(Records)
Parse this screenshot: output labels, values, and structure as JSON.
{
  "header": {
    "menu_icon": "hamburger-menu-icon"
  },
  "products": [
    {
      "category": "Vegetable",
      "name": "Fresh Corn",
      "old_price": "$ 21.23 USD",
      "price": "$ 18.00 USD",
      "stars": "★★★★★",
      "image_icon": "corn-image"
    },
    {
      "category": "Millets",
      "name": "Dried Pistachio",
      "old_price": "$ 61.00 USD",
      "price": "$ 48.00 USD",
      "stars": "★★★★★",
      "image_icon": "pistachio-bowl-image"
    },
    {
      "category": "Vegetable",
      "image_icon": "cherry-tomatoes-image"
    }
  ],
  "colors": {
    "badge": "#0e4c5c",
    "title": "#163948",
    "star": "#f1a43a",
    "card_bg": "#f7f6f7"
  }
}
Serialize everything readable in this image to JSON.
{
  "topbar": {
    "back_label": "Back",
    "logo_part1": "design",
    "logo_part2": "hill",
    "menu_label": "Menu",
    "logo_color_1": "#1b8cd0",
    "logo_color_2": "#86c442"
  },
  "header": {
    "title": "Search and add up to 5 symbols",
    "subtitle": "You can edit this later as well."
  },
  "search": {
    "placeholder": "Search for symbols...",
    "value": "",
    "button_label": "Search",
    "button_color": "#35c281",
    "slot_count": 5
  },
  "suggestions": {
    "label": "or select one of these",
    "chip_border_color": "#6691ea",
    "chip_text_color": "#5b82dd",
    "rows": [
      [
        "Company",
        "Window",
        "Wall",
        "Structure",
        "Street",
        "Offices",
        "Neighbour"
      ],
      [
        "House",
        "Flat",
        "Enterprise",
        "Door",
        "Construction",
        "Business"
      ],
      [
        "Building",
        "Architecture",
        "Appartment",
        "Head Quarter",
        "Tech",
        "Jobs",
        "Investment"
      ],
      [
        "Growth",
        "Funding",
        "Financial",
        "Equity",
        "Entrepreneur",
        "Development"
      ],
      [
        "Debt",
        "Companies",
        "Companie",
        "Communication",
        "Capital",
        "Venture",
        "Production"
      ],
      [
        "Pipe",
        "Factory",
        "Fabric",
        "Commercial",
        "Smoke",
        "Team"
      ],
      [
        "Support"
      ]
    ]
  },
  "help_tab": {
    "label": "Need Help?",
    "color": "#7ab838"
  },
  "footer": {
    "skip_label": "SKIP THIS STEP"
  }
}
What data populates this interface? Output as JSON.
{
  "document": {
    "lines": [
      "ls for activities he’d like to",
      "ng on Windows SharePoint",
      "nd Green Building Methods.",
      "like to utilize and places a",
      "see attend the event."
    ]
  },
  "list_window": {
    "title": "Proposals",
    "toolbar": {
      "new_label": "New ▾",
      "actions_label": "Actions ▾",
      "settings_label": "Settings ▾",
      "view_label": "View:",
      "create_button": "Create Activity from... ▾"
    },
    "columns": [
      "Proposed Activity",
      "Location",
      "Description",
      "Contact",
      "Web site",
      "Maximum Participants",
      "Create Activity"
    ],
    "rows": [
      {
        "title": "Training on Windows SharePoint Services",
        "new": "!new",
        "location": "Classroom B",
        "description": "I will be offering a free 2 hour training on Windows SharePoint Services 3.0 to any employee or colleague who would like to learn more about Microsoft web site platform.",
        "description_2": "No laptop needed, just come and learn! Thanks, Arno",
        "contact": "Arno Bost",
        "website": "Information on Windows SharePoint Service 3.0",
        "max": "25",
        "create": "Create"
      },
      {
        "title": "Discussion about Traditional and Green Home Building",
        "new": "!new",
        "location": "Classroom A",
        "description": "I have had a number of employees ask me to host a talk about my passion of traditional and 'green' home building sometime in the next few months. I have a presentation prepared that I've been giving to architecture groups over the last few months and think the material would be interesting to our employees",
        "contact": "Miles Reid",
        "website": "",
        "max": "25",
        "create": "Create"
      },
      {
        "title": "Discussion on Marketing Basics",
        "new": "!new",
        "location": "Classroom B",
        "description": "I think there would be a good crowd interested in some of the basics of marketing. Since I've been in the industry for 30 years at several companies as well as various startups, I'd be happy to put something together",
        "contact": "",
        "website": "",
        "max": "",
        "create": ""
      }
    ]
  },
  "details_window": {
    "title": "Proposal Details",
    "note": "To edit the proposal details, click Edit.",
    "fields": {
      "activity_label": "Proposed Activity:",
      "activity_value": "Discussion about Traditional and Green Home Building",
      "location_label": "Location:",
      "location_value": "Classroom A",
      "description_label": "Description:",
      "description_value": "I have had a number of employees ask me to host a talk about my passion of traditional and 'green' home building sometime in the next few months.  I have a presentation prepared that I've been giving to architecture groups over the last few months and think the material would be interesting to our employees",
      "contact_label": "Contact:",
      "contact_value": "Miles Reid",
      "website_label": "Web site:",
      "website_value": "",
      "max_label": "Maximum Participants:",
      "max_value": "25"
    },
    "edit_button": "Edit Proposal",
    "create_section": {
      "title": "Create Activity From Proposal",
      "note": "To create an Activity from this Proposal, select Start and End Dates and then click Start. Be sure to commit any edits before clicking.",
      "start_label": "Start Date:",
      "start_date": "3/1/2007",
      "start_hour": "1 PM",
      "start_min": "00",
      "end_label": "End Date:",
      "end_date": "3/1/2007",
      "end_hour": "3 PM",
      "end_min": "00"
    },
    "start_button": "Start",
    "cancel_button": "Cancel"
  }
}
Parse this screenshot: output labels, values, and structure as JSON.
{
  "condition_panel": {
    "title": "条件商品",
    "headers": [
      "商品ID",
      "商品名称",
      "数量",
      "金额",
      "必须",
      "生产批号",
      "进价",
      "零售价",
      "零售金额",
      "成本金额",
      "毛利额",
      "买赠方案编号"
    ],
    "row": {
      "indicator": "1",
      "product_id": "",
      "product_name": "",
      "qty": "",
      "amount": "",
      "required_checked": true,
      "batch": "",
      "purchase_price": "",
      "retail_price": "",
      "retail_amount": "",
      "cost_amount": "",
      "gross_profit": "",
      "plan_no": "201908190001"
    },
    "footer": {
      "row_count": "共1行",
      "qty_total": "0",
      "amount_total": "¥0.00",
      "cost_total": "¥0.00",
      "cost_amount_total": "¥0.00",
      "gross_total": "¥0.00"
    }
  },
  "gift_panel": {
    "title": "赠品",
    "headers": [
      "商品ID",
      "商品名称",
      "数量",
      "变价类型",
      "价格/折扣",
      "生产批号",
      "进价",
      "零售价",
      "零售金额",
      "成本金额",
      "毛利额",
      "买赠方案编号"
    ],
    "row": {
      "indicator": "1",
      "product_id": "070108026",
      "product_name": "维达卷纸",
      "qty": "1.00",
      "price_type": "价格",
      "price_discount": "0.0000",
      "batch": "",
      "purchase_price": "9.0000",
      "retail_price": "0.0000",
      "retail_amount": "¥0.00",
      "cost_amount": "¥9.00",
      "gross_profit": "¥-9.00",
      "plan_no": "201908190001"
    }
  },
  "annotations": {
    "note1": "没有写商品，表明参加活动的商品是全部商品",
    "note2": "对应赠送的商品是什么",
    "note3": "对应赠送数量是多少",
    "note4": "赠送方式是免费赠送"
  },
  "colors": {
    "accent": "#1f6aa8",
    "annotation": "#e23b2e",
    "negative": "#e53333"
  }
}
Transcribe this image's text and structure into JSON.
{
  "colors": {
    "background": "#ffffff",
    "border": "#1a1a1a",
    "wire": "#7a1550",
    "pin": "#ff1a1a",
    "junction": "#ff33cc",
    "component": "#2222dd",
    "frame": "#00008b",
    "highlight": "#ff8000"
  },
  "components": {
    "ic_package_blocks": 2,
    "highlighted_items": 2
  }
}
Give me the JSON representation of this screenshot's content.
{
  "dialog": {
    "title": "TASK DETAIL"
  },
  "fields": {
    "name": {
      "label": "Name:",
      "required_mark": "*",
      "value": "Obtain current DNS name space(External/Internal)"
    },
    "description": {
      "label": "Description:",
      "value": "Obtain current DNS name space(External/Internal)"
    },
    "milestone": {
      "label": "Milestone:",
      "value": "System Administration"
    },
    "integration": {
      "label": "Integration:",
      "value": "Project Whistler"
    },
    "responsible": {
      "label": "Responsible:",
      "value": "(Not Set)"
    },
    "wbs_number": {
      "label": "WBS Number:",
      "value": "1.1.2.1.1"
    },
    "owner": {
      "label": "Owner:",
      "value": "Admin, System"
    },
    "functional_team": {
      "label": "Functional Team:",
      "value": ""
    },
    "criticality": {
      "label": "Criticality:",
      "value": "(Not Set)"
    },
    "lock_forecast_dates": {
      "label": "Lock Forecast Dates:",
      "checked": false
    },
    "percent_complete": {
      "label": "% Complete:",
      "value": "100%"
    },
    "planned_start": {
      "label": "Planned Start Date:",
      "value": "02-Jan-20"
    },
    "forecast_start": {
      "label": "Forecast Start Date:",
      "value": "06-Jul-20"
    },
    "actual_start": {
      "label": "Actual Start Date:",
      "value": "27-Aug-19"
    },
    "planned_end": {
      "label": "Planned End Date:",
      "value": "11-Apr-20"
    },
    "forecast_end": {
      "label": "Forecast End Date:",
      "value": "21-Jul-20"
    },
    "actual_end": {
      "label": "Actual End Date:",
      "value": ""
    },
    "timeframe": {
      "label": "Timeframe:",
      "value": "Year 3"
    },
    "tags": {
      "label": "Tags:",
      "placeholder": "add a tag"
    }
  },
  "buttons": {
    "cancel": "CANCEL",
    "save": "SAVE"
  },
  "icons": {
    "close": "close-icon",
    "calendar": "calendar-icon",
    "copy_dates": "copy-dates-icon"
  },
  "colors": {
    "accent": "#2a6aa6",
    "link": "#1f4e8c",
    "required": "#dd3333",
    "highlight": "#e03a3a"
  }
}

What to produce: For the data above, state how many lines contain "placeholder"; the number is the whole answer.

Exercise result: 2